What you have to do :: Print all entries precisely as they are written.

START

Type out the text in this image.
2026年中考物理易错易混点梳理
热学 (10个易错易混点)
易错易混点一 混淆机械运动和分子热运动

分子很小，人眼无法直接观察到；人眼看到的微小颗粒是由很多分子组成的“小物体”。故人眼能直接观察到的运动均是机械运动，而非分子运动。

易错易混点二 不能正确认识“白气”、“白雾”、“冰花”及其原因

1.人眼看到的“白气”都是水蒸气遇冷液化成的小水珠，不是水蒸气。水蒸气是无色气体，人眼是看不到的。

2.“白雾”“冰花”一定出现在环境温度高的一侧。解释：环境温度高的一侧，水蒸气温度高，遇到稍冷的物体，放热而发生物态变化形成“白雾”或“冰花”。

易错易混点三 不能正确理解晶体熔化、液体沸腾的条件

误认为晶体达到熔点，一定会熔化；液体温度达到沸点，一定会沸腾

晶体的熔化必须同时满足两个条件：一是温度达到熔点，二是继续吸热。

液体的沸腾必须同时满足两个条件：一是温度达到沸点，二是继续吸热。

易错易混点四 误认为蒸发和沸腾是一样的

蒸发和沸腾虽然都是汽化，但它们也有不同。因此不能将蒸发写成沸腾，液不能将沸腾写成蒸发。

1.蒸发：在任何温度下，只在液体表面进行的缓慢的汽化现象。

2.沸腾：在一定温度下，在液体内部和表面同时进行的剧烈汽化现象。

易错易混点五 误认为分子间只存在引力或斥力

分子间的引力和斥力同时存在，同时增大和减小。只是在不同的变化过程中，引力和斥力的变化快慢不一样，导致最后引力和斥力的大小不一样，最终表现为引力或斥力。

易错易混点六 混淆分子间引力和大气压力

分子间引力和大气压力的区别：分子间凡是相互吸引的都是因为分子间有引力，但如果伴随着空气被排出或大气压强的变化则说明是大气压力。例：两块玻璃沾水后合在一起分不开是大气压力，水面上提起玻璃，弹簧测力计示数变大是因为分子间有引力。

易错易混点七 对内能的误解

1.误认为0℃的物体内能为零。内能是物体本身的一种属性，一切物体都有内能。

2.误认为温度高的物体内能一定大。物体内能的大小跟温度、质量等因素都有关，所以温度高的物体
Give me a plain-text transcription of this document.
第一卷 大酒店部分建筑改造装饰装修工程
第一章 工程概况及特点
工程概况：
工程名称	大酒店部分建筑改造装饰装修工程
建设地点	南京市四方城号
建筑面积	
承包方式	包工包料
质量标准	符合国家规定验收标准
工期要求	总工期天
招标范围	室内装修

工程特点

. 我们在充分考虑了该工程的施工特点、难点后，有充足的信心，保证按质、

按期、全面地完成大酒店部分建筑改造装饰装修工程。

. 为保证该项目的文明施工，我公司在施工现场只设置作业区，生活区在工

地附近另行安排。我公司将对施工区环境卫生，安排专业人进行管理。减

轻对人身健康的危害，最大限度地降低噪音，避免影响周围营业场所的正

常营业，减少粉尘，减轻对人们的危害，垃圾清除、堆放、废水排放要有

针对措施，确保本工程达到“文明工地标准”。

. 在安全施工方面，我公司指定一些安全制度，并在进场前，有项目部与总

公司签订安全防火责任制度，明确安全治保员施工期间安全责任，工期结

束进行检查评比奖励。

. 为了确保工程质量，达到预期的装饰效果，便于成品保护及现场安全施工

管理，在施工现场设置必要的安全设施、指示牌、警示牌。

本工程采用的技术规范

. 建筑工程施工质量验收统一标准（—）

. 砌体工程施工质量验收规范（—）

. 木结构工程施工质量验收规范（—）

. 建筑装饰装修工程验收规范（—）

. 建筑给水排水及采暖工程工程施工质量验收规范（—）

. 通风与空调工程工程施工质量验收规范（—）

END

Result of the exercise ::
Type out the text in this image.
2026年中考物理易错易混点梳理
热学 (10个易错易混点)
易错易混点一 混淆机械运动和分子热运动

分子很小，人眼无法直接观察到；人眼看到的微小颗粒是由很多分子组成的“小物体”。故人眼能直接观察到的运动均是机械运动，而非分子运动。

易错易混点二 不能正确认识“白气”、“白雾”、“冰花”及其原因

1.人眼看到的“白气”都是水蒸气遇冷液化成的小水珠，不是水蒸气。水蒸气是无色气体，人眼是看不到的。

2.“白雾”“冰花”一定出现在环境温度高的一侧。解释：环境温度高的一侧，水蒸气温度高，遇到稍冷的物体，放热而发生物态变化形成“白雾”或“冰花”。

易错易混点三 不能正确理解晶体熔化、液体沸腾的条件

误认为晶体达到熔点，一定会熔化；液体温度达到沸点，一定会沸腾

晶体的熔化必须同时满足两个条件：一是温度达到熔点，二是继续吸热。

液体的沸腾必须同时满足两个条件：一是温度达到沸点，二是继续吸热。

易错易混点四 误认为蒸发和沸腾是一样的

蒸发和沸腾虽然都是汽化，但它们也有不同。因此不能将蒸发写成沸腾，液不能将沸腾写成蒸发。

1.蒸发：在任何温度下，只在液体表面进行的缓慢的汽化现象。

2.沸腾：在一定温度下，在液体内部和表面同时进行的剧烈汽化现象。

易错易混点五 误认为分子间只存在引力或斥力

分子间的引力和斥力同时存在，同时增大和减小。只是在不同的变化过程中，引力和斥力的变化快慢不一样，导致最后引力和斥力的大小不一样，最终表现为引力或斥力。

易错易混点六 混淆分子间引力和大气压力

分子间引力和大气压力的区别：分子间凡是相互吸引的都是因为分子间有引力，但如果伴随着空气被排出或大气压强的变化则说明是大气压力。例：两块玻璃沾水后合在一起分不开是大气压力，水面上提起玻璃，弹簧测力计示数变大是因为分子间有引力。

易错易混点七 对内能的误解

1.误认为0℃的物体内能为零。内能是物体本身的一种属性，一切物体都有内能。

2.误认为温度高的物体内能一定大。物体内能的大小跟温度、质量等因素都有关，所以温度高的物体
Give me a plain-text transcription of this document.
第一卷 大酒店部分建筑改造装饰装修工程
第一章 工程概况及特点
工程概况：
工程名称	大酒店部分建筑改造装饰装修工程
建设地点	南京市四方城号
建筑面积	
承包方式	包工包料
质量标准	符合国家规定验收标准
工期要求	总工期天
招标范围	室内装修

工程特点

. 我们在充分考虑了该工程的施工特点、难点后，有充足的信心，保证按质、

按期、全面地完成大酒店部分建筑改造装饰装修工程。

. 为保证该项目的文明施工，我公司在施工现场只设置作业区，生活区在工

地附近另行安排。我公司将对施工区环境卫生，安排专业人进行管理。减

轻对人身健康的危害，最大限度地降低噪音，避免影响周围营业场所的正

常营业，减少粉尘，减轻对人们的危害，垃圾清除、堆放、废水排放要有

针对措施，确保本工程达到“文明工地标准”。

. 在安全施工方面，我公司指定一些安全制度，并在进场前，有项目部与总

公司签订安全防火责任制度，明确安全治保员施工期间安全责任，工期结

束进行检查评比奖励。

. 为了确保工程质量，达到预期的装饰效果，便于成品保护及现场安全施工

管理，在施工现场设置必要的安全设施、指示牌、警示牌。

本工程采用的技术规范

. 建筑工程施工质量验收统一标准（—）

. 砌体工程施工质量验收规范（—）

. 木结构工程施工质量验收规范（—）

. 建筑装饰装修工程验收规范（—）

. 建筑给水排水及采暖工程工程施工质量验收规范（—）

. 通风与空调工程工程施工质量验收规范（—）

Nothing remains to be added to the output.